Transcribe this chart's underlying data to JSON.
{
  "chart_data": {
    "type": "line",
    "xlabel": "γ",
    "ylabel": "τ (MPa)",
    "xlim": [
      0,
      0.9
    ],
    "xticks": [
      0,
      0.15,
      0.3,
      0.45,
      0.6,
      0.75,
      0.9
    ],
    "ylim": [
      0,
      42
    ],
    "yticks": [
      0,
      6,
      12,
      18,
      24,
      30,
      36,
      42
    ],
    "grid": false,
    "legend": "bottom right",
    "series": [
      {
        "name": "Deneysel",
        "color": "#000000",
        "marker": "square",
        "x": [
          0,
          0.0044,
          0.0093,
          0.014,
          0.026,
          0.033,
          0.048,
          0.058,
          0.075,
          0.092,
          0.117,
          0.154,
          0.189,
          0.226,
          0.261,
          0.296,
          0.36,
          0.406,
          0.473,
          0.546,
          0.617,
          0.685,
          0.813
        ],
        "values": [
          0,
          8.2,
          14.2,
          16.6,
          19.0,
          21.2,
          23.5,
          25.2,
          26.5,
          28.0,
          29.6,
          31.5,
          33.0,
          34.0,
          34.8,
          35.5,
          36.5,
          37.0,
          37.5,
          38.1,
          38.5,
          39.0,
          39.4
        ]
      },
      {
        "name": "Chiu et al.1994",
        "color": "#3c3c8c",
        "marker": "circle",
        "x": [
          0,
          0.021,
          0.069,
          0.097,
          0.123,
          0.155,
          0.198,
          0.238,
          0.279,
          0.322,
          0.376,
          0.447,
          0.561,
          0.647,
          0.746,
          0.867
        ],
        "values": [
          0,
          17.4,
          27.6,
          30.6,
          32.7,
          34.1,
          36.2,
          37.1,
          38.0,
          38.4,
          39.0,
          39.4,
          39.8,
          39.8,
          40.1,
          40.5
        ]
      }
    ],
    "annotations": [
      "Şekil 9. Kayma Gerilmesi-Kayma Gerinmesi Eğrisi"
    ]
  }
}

Task description
Set all of the entries down again, exactly as they were given.

The answer
Transcribe this chart's underlying data to JSON.
{
  "chart_data": {
    "type": "line",
    "xlabel": "γ",
    "ylabel": "τ (MPa)",
    "xlim": [
      0,
      0.9
    ],
    "xticks": [
      0,
      0.15,
      0.3,
      0.45,
      0.6,
      0.75,
      0.9
    ],
    "ylim": [
      0,
      42
    ],
    "yticks": [
      0,
      6,
      12,
      18,
      24,
      30,
      36,
      42
    ],
    "grid": false,
    "legend": "bottom right",
    "series": [
      {
        "name": "Deneysel",
        "color": "#000000",
        "marker": "square",
        "x": [
          0,
          0.0044,
          0.0093,
          0.014,
          0.026,
          0.033,
          0.048,
          0.058,
          0.075,
          0.092,
          0.117,
          0.154,
          0.189,
          0.226,
          0.261,
          0.296,
          0.36,
          0.406,
          0.473,
          0.546,
          0.617,
          0.685,
          0.813
        ],
        "values": [
          0,
          8.2,
          14.2,
          16.6,
          19.0,
          21.2,
          23.5,
          25.2,
          26.5,
          28.0,
          29.6,
          31.5,
          33.0,
          34.0,
          34.8,
          35.5,
          36.5,
          37.0,
          37.5,
          38.1,
          38.5,
          39.0,
          39.4
        ]
      },
      {
        "name": "Chiu et al.1994",
        "color": "#3c3c8c",
        "marker": "circle",
        "x": [
          0,
          0.021,
          0.069,
          0.097,
          0.123,
          0.155,
          0.198,
          0.238,
          0.279,
          0.322,
          0.376,
          0.447,
          0.561,
          0.647,
          0.746,
          0.867
        ],
        "values": [
          0,
          17.4,
          27.6,
          30.6,
          32.7,
          34.1,
          36.2,
          37.1,
          38.0,
          38.4,
          39.0,
          39.4,
          39.8,
          39.8,
          40.1,
          40.5
        ]
      }
    ],
    "annotations": [
      "Şekil 9. Kayma Gerilmesi-Kayma Gerinmesi Eğrisi"
    ]
  }
}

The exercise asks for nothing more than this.